Фрагмент документа
::::
Строгановы: история рода - Татьяна Меттерних 20 стр.


Сестра Наталии Гончаровой, жены Пушкина имела несчастье влюбиться в него и побуждала его к тому, чтобы он как можно чаще появлялся в доме её сестры. Может быть, Пушкин обидел его какой-нибудь эпиграммой, но роль Геккерена во всей этой истории представляется неприглядной. Он поощрял Дантеса всеми способами до тех пор, пока Натали "утратила над ним всякий контроль… Пушкин оказался настолько неблагоразумен, что разрешил своей молодой и красивой жене появляться в обществе без него, поскольку его доверие к ней не знало границ: она всё ему рассказывала и повторяла каждое слово, произнесённое Дантесом, – серьёзная и роковая ошибка.

Оскорбительные и неприятные анонимные письма сообщали Пушкину обо всех дурных сплетнях, которые ходили вокруг Дантеса и его жены… Глубоко оскорблённый, он понял, что она, как бы он сам ни был убеждён в её невиновности, в глазах широкой публики, почитавшей его имя, была виновна. Для высшего света было совершенно ясно, что уже само по себе отношение к ней Дантеса служит доказательством невинности мадам Пушкиной. Но в других общественных кругах Петербурга, мнение которых имело для поэта гораздо большее значение, потому что именно среди них он находил единомышленников и свою публику, она считалась виновной".
::::
Исходные данные
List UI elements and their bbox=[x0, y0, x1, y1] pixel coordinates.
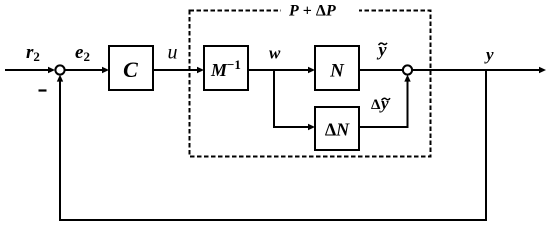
::::
Задание
Процитируйте без изменений часть отрывка о Пушкине и Дантесе: начните с места, где стоит «Сестра Наталии Гончаровой, жены», и остановитесь после «и роковая ошибка.». Листинг взят из другого источника.

Ожидаемый ответ
Сестра Наталии Гончаровой, жены Пушкина имела несчастье влюбиться в него и побуждала его к тому, чтобы он как можно чаще появлялся в доме её сестры. Может быть, Пушкин обидел его какой-нибудь эпиграммой, но роль Геккерена во всей этой истории представляется неприглядной. Он поощрял Дантеса всеми способами до тех пор, пока Натали "утратила над ним всякий контроль… Пушкин оказался настолько неблагоразумен, что разрешил своей молодой и красивой жене появляться в обществе без него, поскольку его доверие к ней не знало границ: она всё ему рассказывала и повторяла каждое слово, произнесённое Дантесом, – серьёзная и роковая ошибка.